* Task instructions *
List all lines of the data containing the word "Product".

* Data section *
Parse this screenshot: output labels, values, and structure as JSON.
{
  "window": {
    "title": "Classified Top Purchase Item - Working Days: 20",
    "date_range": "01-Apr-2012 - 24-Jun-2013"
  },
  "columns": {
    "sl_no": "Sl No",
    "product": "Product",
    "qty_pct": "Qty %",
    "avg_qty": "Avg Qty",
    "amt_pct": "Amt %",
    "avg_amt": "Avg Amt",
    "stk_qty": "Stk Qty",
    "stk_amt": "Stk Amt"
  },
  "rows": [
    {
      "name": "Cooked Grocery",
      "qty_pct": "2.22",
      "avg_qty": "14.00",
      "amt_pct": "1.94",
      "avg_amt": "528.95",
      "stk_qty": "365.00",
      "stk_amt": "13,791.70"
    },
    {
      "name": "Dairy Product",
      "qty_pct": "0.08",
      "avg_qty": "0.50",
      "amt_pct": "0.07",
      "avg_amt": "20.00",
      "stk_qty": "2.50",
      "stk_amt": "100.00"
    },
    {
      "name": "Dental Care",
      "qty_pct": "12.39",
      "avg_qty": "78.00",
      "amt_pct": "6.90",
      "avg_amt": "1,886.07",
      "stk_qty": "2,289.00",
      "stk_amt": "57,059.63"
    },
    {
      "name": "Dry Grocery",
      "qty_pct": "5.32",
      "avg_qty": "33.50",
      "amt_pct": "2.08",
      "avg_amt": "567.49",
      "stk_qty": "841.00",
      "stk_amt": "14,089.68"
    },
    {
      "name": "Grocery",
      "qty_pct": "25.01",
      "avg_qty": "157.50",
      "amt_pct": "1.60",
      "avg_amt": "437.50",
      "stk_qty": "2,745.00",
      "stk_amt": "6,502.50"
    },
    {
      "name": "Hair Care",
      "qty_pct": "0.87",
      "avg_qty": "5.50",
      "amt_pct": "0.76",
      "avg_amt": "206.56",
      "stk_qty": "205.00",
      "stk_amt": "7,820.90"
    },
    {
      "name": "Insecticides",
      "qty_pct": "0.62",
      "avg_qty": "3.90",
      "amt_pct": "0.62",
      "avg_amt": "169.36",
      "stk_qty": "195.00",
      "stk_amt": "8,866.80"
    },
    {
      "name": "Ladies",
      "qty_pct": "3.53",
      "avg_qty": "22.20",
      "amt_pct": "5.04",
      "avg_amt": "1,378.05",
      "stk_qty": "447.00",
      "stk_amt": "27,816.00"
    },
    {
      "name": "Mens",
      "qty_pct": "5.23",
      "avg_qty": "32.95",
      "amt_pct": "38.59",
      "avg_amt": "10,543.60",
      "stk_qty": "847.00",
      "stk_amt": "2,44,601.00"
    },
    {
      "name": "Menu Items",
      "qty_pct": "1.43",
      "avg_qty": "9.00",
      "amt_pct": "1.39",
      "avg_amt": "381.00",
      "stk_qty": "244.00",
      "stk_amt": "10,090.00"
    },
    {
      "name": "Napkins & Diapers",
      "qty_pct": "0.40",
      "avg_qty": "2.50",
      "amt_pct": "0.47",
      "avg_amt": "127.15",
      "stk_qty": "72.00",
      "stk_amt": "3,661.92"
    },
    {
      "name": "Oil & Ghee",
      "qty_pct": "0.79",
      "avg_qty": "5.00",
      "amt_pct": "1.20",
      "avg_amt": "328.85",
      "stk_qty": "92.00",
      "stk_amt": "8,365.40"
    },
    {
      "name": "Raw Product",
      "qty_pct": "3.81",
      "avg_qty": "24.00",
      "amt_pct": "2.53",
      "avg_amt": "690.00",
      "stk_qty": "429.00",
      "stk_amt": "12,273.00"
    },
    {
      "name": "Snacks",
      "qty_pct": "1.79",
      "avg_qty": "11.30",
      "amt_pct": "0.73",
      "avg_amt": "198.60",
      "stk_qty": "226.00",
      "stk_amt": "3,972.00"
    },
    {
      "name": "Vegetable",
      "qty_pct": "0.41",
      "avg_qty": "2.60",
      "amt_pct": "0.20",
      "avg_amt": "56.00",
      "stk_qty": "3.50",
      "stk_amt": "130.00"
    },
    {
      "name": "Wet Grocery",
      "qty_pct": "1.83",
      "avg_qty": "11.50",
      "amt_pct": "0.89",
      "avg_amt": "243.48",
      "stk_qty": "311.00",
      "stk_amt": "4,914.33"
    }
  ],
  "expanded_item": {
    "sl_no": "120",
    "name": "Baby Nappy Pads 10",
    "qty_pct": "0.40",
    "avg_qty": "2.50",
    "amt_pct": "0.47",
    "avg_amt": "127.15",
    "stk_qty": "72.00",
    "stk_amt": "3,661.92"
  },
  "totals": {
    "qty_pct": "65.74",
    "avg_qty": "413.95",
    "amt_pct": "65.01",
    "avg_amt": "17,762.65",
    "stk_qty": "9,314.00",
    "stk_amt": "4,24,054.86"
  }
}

* Result of the exercise *
    "product": "Product",
      "name": "Dairy Product",
      "name": "Raw Product",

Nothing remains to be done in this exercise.